*Given request*
Switch every "y-tick-label" to "y-axis tick" in the listing below, from its first line down to the line that contains "legend-label: ksdssp [131,225,175,240]", leaving everything else unchanged. Give back only those lines.

*Source material*
====
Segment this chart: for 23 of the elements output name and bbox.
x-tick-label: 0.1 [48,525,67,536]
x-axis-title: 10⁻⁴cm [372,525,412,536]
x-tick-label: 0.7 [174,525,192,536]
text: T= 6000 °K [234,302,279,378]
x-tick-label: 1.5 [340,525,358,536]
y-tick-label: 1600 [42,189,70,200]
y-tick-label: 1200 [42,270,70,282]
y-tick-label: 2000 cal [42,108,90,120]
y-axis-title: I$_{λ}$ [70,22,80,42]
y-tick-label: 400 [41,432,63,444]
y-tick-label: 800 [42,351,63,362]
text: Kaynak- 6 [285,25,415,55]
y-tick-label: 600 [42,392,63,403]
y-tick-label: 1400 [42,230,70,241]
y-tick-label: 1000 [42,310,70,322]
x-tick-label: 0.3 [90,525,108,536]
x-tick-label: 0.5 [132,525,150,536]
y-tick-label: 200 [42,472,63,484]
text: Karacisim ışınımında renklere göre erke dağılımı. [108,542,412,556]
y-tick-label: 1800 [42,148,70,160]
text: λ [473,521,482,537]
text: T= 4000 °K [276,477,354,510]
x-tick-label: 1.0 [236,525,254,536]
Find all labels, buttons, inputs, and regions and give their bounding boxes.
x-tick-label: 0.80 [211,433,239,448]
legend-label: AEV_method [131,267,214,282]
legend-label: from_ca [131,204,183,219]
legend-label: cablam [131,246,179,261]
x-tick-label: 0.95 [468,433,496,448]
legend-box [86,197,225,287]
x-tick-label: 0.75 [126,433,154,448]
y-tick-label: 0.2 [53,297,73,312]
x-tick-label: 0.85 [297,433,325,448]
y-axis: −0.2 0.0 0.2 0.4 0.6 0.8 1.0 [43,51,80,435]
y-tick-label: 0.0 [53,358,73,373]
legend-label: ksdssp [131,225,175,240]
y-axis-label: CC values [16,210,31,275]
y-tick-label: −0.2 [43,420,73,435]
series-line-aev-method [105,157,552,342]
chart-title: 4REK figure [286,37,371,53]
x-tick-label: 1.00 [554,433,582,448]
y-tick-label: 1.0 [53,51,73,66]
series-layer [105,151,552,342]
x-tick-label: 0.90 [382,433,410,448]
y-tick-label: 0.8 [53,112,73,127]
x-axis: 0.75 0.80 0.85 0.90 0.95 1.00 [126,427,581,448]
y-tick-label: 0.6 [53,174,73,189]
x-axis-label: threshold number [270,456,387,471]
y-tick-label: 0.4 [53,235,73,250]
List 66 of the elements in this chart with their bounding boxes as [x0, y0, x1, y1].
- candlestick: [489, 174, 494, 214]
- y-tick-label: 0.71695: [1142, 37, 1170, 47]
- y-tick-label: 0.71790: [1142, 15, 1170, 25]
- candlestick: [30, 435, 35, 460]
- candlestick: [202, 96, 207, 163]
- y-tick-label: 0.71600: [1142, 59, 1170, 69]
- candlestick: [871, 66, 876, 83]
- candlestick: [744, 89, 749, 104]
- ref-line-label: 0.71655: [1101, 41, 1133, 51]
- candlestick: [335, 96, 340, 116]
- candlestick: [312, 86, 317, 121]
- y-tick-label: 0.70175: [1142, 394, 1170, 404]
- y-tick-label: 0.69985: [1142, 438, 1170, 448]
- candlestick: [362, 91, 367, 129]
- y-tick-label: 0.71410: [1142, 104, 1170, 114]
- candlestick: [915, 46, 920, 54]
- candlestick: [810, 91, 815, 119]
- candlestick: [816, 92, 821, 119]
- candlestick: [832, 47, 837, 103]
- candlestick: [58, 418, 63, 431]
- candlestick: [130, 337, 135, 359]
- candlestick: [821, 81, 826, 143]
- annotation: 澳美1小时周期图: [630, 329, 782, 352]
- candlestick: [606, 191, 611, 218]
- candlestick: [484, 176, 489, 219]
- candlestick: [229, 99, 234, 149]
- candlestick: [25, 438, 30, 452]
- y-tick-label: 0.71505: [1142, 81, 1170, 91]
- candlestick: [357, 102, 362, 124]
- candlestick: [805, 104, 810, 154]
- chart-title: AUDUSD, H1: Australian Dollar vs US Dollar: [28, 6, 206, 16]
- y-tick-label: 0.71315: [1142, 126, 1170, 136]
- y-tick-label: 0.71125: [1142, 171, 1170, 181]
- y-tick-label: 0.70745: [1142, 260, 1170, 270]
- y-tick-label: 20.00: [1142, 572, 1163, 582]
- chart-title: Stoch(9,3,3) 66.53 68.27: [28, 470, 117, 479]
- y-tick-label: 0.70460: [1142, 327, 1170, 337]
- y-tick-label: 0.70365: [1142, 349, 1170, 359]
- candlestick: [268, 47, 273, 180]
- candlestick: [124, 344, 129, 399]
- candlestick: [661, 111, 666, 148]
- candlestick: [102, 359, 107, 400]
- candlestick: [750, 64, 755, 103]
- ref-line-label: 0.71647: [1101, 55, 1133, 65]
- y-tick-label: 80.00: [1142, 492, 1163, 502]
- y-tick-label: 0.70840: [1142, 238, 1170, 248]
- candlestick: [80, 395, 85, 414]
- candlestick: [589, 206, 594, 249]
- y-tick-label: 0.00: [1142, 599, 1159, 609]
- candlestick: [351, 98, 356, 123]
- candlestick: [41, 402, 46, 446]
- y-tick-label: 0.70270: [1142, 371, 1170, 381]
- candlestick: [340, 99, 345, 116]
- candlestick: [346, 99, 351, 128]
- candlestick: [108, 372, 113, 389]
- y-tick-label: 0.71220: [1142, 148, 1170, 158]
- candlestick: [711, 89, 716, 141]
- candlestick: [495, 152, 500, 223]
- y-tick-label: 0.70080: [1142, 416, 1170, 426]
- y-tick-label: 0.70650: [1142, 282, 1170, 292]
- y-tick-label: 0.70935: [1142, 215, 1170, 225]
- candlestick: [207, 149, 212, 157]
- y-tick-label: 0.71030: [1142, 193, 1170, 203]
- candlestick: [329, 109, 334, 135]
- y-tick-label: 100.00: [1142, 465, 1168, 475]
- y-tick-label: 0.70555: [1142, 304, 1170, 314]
====
*Exercise output*
Segment this chart: for 23 of the elements output name and bbox.
x-tick-label: 0.1 [48,525,67,536]
x-axis-title: 10⁻⁴cm [372,525,412,536]
x-tick-label: 0.7 [174,525,192,536]
text: T= 6000 °K [234,302,279,378]
x-tick-label: 1.5 [340,525,358,536]
y-axis tick: 1600 [42,189,70,200]
y-axis tick: 1200 [42,270,70,282]
y-axis tick: 2000 cal [42,108,90,120]
y-axis-title: I$_{λ}$ [70,22,80,42]
y-axis tick: 400 [41,432,63,444]
y-axis tick: 800 [42,351,63,362]
text: Kaynak- 6 [285,25,415,55]
y-axis tick: 600 [42,392,63,403]
y-axis tick: 1400 [42,230,70,241]
y-axis tick: 1000 [42,310,70,322]
x-tick-label: 0.3 [90,525,108,536]
x-tick-label: 0.5 [132,525,150,536]
y-axis tick: 200 [42,472,63,484]
text: Karacisim ışınımında renklere göre erke dağılımı. [108,542,412,556]
y-axis tick: 1800 [42,148,70,160]
text: λ [473,521,482,537]
text: T= 4000 °K [276,477,354,510]
x-tick-label: 1.0 [236,525,254,536]
Find all labels, buttons, inputs, and regions and give their bounding boxes.
x-tick-label: 0.80 [211,433,239,448]
legend-label: AEV_method [131,267,214,282]
legend-label: from_ca [131,204,183,219]
legend-label: cablam [131,246,179,261]
x-tick-label: 0.95 [468,433,496,448]
legend-box [86,197,225,287]
x-tick-label: 0.75 [126,433,154,448]
y-axis tick: 0.2 [53,297,73,312]
x-tick-label: 0.85 [297,433,325,448]
y-axis: −0.2 0.0 0.2 0.4 0.6 0.8 1.0 [43,51,80,435]
y-axis tick: 0.0 [53,358,73,373]
legend-label: ksdssp [131,225,175,240]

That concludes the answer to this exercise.